RECORDS TO USE »
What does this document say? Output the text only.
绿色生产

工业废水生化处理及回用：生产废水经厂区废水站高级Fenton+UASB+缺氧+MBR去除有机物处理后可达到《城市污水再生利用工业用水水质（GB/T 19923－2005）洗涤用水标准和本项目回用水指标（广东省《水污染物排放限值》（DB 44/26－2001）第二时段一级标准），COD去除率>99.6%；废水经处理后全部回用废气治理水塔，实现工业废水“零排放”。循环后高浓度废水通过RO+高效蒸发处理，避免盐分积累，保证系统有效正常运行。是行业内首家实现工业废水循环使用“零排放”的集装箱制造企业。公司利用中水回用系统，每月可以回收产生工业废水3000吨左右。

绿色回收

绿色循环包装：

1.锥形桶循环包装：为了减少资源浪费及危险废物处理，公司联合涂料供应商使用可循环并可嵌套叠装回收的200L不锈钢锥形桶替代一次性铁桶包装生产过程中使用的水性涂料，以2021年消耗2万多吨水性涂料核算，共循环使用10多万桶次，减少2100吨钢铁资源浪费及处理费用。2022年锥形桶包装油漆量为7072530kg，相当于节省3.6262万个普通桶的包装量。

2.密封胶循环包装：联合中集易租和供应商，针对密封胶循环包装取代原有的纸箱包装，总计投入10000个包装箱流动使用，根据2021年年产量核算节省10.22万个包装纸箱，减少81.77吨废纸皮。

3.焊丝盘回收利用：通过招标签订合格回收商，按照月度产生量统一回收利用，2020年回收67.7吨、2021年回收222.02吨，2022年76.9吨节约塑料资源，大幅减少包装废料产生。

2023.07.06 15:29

WHAT THE TASK ASKS » Repeat all of the entries exactly.

RIGHT ANSWER »
What does this document say? Output the text only.
绿色生产

工业废水生化处理及回用：生产废水经厂区废水站高级Fenton+UASB+缺氧+MBR去除有机物处理后可达到《城市污水再生利用工业用水水质（GB/T 19923－2005）洗涤用水标准和本项目回用水指标（广东省《水污染物排放限值》（DB 44/26－2001）第二时段一级标准），COD去除率>99.6%；废水经处理后全部回用废气治理水塔，实现工业废水“零排放”。循环后高浓度废水通过RO+高效蒸发处理，避免盐分积累，保证系统有效正常运行。是行业内首家实现工业废水循环使用“零排放”的集装箱制造企业。公司利用中水回用系统，每月可以回收产生工业废水3000吨左右。

绿色回收

绿色循环包装：

1.锥形桶循环包装：为了减少资源浪费及危险废物处理，公司联合涂料供应商使用可循环并可嵌套叠装回收的200L不锈钢锥形桶替代一次性铁桶包装生产过程中使用的水性涂料，以2021年消耗2万多吨水性涂料核算，共循环使用10多万桶次，减少2100吨钢铁资源浪费及处理费用。2022年锥形桶包装油漆量为7072530kg，相当于节省3.6262万个普通桶的包装量。

2.密封胶循环包装：联合中集易租和供应商，针对密封胶循环包装取代原有的纸箱包装，总计投入10000个包装箱流动使用，根据2021年年产量核算节省10.22万个包装纸箱，减少81.77吨废纸皮。

3.焊丝盘回收利用：通过招标签订合格回收商，按照月度产生量统一回收利用，2020年回收67.7吨、2021年回收222.02吨，2022年76.9吨节约塑料资源，大幅减少包装废料产生。

2023.07.06 15:29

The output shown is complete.